- **TASK GOAL**
Copy the rows from the first one through the line that contains "tab-label: 道具 xyxy=(779,210,859,249)", changing "tab-divider" to "tab-separator" and leaving everything else the same.

::::::

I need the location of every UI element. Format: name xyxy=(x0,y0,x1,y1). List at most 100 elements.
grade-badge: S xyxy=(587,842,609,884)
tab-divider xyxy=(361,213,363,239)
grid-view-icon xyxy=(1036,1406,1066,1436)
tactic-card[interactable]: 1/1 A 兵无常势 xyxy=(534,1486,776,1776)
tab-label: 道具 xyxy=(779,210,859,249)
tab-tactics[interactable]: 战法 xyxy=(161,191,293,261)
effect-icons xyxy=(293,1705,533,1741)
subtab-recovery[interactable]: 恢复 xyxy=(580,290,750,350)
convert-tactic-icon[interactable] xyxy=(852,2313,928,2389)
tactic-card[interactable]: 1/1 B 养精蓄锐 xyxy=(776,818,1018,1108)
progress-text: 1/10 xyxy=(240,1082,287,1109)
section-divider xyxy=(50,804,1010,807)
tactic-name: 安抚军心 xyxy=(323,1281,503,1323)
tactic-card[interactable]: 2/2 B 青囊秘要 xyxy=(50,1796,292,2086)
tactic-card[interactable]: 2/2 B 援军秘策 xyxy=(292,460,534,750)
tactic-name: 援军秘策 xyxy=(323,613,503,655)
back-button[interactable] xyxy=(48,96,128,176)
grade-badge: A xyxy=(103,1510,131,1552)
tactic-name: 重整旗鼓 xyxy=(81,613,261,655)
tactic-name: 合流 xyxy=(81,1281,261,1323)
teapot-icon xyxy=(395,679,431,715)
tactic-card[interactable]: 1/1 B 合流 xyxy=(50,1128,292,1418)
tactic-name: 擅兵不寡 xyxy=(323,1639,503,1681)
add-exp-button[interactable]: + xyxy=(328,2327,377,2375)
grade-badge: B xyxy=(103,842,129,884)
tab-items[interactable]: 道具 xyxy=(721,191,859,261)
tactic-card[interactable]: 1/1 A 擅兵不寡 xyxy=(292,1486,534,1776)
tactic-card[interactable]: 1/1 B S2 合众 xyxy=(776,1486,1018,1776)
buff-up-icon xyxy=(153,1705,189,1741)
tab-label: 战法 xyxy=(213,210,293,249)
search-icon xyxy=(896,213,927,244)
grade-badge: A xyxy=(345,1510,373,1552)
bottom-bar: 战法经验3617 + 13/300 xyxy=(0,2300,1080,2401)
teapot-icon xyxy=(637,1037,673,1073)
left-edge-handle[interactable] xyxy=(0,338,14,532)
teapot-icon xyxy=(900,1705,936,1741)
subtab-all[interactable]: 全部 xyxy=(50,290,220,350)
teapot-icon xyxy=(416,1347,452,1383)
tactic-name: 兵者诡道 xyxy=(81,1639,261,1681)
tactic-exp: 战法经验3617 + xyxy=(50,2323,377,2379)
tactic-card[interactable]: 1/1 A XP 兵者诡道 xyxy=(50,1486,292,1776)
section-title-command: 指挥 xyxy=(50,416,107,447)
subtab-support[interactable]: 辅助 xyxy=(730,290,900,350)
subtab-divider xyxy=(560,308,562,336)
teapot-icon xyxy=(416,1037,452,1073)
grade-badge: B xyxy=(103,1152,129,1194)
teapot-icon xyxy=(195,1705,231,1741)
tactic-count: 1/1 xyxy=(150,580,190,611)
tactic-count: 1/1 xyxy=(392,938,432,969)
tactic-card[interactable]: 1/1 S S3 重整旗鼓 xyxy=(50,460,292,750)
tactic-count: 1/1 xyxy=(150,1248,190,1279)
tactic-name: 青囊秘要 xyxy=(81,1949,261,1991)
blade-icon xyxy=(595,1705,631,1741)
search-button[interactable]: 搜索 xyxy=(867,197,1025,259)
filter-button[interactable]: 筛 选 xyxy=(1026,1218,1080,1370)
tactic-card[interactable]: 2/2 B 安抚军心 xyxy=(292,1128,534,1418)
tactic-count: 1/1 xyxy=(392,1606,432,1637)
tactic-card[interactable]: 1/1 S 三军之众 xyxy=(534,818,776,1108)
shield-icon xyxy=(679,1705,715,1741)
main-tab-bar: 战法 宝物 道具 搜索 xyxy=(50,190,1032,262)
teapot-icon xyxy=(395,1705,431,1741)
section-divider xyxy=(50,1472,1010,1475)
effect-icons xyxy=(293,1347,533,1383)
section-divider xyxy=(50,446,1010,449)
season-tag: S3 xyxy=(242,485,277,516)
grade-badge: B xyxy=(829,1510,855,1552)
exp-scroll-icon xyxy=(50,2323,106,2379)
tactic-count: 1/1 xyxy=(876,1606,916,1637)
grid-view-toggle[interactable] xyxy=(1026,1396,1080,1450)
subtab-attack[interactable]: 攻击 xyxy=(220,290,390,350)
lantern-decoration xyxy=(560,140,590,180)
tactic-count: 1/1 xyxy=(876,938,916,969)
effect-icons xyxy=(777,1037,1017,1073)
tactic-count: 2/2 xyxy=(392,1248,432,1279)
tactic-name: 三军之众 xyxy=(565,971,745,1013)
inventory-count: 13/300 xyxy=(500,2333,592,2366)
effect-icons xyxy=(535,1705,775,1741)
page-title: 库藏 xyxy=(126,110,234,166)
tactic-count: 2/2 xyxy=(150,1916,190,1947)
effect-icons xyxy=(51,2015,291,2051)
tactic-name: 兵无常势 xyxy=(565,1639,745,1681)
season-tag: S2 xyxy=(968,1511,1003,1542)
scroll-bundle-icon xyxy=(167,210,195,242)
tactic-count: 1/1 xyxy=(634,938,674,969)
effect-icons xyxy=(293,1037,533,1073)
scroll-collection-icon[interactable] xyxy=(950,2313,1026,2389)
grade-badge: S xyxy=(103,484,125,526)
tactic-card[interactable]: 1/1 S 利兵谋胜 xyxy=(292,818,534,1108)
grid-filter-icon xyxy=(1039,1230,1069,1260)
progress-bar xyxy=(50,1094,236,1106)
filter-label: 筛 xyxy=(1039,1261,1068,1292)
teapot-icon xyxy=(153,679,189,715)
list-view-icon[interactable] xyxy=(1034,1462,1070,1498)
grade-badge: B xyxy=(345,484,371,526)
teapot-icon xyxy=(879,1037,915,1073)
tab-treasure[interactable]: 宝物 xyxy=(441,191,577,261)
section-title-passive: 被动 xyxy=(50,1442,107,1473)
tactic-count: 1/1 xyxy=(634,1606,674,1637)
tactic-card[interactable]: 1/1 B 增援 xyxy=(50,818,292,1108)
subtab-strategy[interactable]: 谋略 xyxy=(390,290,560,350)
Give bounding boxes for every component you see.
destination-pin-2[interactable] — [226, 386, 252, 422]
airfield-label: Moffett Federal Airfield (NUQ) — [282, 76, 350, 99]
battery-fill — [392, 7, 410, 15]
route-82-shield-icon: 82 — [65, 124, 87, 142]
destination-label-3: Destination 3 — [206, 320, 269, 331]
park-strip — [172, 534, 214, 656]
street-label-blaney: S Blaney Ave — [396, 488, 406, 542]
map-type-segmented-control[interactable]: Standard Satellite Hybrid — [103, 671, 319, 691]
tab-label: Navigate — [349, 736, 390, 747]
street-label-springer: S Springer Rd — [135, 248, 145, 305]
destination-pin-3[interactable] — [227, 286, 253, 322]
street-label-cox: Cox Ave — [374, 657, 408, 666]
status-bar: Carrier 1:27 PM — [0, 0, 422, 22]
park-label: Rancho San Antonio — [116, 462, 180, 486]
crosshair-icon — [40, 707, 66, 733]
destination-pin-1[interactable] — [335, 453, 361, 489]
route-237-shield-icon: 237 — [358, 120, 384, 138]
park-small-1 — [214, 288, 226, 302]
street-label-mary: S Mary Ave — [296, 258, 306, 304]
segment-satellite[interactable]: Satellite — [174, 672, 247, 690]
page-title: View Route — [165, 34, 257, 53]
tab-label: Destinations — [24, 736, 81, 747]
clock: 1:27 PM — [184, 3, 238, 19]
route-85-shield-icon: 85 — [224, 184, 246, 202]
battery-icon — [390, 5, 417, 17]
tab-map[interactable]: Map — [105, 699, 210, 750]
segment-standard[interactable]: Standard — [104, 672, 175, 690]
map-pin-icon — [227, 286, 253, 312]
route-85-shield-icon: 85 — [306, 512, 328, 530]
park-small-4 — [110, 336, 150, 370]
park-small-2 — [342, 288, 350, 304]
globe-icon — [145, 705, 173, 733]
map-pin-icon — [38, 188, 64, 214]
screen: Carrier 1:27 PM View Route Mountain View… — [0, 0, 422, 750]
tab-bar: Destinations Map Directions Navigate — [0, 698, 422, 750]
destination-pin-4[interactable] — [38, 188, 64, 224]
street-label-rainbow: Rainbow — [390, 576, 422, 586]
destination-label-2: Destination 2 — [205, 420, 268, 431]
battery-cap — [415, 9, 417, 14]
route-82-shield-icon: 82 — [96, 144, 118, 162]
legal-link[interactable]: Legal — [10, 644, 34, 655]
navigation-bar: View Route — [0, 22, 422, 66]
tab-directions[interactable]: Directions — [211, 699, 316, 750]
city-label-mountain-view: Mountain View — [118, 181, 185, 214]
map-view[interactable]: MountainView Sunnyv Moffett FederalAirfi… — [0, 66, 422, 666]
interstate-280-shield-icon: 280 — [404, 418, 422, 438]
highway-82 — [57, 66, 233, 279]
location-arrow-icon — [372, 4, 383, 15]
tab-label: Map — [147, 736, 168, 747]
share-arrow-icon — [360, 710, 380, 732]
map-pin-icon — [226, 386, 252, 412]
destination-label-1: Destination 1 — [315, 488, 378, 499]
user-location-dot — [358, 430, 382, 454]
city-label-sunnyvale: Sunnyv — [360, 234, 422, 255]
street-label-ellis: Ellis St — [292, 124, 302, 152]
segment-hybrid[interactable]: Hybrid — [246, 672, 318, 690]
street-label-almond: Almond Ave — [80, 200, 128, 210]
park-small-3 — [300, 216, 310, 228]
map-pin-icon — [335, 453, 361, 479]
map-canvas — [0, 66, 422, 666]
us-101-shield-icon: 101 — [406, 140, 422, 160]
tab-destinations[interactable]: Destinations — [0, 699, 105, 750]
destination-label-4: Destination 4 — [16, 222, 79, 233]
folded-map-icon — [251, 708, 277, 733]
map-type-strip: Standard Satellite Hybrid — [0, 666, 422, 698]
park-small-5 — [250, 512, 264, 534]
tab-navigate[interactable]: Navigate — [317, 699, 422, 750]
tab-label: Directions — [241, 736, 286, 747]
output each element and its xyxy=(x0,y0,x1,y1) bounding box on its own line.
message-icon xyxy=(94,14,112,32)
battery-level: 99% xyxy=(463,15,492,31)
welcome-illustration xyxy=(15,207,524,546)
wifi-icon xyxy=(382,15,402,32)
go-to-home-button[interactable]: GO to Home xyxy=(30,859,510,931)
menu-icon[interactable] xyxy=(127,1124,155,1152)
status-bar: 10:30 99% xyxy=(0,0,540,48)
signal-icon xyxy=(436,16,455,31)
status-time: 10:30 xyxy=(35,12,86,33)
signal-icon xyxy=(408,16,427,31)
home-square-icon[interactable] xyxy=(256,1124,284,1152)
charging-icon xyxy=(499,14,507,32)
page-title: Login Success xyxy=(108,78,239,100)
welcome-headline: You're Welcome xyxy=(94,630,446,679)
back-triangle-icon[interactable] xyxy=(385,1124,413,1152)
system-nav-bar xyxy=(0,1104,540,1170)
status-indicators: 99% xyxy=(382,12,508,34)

::::::

- **TASK OUTPUT**
I need the location of every UI element. Format: name xyxy=(x0,y0,x1,y1). List at most 100 elements.
grade-badge: S xyxy=(587,842,609,884)
tab-separator xyxy=(361,213,363,239)
grid-view-icon xyxy=(1036,1406,1066,1436)
tactic-card[interactable]: 1/1 A 兵无常势 xyxy=(534,1486,776,1776)
tab-label: 道具 xyxy=(779,210,859,249)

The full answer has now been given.